• **Prompt**
From the data that follows, copy every line holding the string "color".
[Start of Items]
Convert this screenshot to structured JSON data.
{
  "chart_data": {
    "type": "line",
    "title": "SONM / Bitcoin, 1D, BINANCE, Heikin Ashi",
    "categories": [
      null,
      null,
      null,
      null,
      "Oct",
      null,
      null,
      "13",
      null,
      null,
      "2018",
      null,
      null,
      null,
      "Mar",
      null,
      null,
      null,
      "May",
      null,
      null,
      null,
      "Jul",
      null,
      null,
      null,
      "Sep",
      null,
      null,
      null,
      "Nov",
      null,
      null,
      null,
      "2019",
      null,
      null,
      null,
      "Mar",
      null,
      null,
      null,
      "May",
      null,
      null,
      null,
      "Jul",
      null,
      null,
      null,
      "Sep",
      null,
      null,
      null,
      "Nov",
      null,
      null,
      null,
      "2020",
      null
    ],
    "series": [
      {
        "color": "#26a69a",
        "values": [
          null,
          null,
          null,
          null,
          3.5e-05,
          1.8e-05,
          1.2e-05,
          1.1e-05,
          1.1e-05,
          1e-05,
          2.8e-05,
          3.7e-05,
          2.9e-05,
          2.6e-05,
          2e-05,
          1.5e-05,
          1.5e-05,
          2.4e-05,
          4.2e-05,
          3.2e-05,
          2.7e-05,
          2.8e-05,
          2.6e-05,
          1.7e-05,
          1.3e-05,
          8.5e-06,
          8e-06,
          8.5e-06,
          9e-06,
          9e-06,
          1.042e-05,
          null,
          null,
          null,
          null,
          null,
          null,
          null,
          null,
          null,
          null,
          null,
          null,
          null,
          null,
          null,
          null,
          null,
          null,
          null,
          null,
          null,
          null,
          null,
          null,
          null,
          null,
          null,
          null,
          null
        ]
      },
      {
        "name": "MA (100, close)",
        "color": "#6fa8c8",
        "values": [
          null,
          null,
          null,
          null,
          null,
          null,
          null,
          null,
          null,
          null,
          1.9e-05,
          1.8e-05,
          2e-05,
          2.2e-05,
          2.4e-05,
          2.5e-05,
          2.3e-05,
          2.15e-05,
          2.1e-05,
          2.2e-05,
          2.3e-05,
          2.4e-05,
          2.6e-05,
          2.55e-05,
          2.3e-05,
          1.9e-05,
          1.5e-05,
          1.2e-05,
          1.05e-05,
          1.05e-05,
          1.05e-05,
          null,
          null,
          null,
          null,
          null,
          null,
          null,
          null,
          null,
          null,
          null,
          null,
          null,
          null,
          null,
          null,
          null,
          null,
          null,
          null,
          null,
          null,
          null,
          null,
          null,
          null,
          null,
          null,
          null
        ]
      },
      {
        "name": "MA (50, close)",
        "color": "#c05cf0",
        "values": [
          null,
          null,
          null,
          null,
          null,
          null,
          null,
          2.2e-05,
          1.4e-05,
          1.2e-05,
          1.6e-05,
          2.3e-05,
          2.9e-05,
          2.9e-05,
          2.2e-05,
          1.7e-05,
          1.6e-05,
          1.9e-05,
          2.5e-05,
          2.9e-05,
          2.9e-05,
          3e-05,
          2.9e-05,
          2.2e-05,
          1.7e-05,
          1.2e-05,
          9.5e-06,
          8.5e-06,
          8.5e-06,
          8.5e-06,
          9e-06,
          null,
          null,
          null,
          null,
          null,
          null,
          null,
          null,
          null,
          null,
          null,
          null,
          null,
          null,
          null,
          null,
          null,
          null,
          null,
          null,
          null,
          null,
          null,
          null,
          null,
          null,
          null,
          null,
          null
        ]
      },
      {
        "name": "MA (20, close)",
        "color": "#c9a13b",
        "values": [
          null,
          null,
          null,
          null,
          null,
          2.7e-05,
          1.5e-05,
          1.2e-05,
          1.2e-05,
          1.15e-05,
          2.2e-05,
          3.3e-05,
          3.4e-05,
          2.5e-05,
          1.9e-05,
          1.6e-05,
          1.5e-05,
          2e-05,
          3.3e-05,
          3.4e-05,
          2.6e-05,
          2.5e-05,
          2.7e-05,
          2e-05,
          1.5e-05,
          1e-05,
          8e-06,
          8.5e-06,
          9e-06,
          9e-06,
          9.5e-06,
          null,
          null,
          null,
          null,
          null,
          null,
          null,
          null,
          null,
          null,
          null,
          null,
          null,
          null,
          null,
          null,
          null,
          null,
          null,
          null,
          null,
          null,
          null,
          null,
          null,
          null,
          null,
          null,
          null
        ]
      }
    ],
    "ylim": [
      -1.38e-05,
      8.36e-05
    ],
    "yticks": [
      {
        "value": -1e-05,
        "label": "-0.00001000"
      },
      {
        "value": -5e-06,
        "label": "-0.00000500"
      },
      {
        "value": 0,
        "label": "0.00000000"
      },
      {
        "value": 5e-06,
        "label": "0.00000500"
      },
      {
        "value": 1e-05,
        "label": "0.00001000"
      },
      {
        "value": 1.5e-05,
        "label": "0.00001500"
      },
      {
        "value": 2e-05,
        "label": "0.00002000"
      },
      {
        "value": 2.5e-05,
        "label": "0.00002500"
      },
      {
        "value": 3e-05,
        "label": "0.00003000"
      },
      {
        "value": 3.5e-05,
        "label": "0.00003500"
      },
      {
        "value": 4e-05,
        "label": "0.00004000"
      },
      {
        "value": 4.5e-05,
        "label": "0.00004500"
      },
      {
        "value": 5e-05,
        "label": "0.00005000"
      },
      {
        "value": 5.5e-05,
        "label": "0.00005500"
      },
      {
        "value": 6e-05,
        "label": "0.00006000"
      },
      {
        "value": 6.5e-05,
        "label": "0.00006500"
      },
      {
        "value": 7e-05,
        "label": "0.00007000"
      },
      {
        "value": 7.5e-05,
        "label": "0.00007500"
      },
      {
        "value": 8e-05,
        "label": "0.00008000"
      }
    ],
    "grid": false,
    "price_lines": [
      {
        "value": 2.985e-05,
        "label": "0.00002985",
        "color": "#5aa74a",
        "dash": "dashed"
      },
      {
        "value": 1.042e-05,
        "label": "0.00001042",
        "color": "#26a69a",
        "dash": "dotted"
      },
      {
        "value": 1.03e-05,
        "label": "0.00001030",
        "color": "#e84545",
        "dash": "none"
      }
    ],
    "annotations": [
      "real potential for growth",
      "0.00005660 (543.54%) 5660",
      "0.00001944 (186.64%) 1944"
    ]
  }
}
[End of Items]
• **Final answer**
        "color": "#26a69a",
        "color": "#6fa8c8",
        "color": "#c05cf0",
        "color": "#c9a13b",
        "color": "#5aa74a",
        "color": "#26a69a",
        "color": "#e84545",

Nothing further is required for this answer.